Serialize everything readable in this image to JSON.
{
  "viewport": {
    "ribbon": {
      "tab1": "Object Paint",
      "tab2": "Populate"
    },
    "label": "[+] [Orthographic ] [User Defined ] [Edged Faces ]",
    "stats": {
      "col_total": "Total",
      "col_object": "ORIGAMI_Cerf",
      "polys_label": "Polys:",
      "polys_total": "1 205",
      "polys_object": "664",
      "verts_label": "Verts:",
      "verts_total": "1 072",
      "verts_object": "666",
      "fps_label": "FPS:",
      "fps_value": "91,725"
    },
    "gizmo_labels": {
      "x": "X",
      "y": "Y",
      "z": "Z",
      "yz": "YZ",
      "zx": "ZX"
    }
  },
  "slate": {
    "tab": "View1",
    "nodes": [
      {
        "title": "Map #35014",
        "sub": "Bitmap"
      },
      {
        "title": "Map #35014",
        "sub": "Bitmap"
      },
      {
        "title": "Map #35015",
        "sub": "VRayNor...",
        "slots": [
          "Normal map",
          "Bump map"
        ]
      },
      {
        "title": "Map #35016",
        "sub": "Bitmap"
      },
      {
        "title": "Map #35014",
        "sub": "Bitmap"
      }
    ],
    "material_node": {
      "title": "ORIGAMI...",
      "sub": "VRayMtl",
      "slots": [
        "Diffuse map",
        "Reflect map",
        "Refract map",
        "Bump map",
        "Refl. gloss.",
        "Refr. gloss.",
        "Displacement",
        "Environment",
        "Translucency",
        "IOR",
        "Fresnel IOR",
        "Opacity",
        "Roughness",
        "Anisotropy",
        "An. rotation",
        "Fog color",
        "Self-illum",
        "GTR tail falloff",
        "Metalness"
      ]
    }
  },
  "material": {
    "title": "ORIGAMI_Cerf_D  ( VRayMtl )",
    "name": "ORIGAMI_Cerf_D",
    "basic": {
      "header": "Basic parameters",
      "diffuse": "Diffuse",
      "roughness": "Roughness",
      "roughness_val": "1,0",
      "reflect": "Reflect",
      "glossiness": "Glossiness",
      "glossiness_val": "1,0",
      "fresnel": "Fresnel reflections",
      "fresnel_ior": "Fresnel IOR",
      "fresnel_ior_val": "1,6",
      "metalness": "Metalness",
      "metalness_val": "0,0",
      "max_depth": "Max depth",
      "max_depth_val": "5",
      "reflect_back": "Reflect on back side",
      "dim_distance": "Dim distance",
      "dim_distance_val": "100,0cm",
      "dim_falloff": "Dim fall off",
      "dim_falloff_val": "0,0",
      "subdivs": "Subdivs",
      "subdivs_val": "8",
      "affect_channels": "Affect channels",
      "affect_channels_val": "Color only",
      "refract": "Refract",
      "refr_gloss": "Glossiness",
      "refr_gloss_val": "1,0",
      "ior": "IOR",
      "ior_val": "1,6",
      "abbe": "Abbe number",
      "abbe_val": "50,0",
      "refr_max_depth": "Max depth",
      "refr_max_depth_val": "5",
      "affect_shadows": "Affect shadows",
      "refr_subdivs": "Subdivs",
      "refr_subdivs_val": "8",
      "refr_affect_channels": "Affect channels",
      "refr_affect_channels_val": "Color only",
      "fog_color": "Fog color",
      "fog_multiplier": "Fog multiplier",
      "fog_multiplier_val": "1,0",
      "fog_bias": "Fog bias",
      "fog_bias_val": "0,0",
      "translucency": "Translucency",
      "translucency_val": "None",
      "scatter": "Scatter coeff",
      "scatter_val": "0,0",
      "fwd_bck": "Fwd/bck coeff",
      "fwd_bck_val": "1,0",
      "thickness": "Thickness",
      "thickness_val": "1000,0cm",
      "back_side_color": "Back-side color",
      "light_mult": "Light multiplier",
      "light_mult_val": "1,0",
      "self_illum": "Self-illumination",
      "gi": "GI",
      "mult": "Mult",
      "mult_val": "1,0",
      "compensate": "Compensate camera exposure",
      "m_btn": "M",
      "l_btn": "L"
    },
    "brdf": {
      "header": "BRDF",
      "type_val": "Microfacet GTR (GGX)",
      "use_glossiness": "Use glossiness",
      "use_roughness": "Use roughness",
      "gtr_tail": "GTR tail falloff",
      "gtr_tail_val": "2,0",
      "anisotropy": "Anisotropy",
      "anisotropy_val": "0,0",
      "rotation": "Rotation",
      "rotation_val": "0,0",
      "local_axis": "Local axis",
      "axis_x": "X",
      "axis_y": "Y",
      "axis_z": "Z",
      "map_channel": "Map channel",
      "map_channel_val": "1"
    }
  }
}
****
__Required work__:
Give the number of lines that hold the word "VRayMtl" in these records, with nothing added.

__Reply__:
2